___ Material ___

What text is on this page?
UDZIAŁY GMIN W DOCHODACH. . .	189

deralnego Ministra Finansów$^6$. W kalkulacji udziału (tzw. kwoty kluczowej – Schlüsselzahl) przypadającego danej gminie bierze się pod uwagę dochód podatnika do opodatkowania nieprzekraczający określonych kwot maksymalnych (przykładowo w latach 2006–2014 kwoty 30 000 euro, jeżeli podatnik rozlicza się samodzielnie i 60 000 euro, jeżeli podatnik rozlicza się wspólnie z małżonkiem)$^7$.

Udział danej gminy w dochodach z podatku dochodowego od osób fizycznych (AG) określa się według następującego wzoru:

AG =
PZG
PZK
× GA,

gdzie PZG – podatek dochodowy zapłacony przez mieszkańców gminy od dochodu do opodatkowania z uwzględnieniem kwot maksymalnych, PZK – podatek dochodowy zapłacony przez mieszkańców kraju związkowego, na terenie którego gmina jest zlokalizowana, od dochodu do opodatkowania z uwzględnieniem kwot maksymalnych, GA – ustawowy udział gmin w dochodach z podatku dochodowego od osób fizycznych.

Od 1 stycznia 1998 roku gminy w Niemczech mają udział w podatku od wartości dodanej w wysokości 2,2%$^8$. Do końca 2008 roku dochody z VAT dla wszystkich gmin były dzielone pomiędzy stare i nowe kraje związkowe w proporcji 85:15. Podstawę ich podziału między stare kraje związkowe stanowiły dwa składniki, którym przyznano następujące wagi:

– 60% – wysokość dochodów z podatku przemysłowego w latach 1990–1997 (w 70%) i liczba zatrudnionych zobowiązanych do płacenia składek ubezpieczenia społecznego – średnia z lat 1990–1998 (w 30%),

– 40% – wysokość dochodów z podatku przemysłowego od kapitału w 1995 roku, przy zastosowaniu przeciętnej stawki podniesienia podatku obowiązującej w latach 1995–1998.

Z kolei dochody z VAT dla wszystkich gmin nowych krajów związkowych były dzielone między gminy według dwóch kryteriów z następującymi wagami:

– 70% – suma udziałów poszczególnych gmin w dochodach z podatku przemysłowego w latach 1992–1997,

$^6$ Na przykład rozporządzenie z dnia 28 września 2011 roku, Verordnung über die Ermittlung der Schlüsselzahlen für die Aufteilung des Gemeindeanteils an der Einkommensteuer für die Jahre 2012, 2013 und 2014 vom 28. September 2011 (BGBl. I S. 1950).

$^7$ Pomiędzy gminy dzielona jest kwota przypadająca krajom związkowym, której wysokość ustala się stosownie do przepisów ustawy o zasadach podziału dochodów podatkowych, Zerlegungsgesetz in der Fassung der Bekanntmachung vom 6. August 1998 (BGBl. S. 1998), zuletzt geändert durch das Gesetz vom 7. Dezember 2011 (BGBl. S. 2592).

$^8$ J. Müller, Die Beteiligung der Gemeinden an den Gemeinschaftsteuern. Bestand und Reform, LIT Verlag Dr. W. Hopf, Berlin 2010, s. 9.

___

■ **Task**: Go back to the listing above and please repeat it exactly.

■ **Solved problem**:
What text is on this page?
UDZIAŁY GMIN W DOCHODACH. . .	189

deralnego Ministra Finansów$^6$. W kalkulacji udziału (tzw. kwoty kluczowej – Schlüsselzahl) przypadającego danej gminie bierze się pod uwagę dochód podatnika do opodatkowania nieprzekraczający określonych kwot maksymalnych (przykładowo w latach 2006–2014 kwoty 30 000 euro, jeżeli podatnik rozlicza się samodzielnie i 60 000 euro, jeżeli podatnik rozlicza się wspólnie z małżonkiem)$^7$.

Udział danej gminy w dochodach z podatku dochodowego od osób fizycznych (AG) określa się według następującego wzoru:

AG =
PZG
PZK
× GA,

gdzie PZG – podatek dochodowy zapłacony przez mieszkańców gminy od dochodu do opodatkowania z uwzględnieniem kwot maksymalnych, PZK – podatek dochodowy zapłacony przez mieszkańców kraju związkowego, na terenie którego gmina jest zlokalizowana, od dochodu do opodatkowania z uwzględnieniem kwot maksymalnych, GA – ustawowy udział gmin w dochodach z podatku dochodowego od osób fizycznych.

Od 1 stycznia 1998 roku gminy w Niemczech mają udział w podatku od wartości dodanej w wysokości 2,2%$^8$. Do końca 2008 roku dochody z VAT dla wszystkich gmin były dzielone pomiędzy stare i nowe kraje związkowe w proporcji 85:15. Podstawę ich podziału między stare kraje związkowe stanowiły dwa składniki, którym przyznano następujące wagi:

– 60% – wysokość dochodów z podatku przemysłowego w latach 1990–1997 (w 70%) i liczba zatrudnionych zobowiązanych do płacenia składek ubezpieczenia społecznego – średnia z lat 1990–1998 (w 30%),

– 40% – wysokość dochodów z podatku przemysłowego od kapitału w 1995 roku, przy zastosowaniu przeciętnej stawki podniesienia podatku obowiązującej w latach 1995–1998.

Z kolei dochody z VAT dla wszystkich gmin nowych krajów związkowych były dzielone między gminy według dwóch kryteriów z następującymi wagami:

– 70% – suma udziałów poszczególnych gmin w dochodach z podatku przemysłowego w latach 1992–1997,

$^6$ Na przykład rozporządzenie z dnia 28 września 2011 roku, Verordnung über die Ermittlung der Schlüsselzahlen für die Aufteilung des Gemeindeanteils an der Einkommensteuer für die Jahre 2012, 2013 und 2014 vom 28. September 2011 (BGBl. I S. 1950).

$^7$ Pomiędzy gminy dzielona jest kwota przypadająca krajom związkowym, której wysokość ustala się stosownie do przepisów ustawy o zasadach podziału dochodów podatkowych, Zerlegungsgesetz in der Fassung der Bekanntmachung vom 6. August 1998 (BGBl. S. 1998), zuletzt geändert durch das Gesetz vom 7. Dezember 2011 (BGBl. S. 2592).

$^8$ J. Müller, Die Beteiligung der Gemeinden an den Gemeinschaftsteuern. Bestand und Reform, LIT Verlag Dr. W. Hopf, Berlin 2010, s. 9.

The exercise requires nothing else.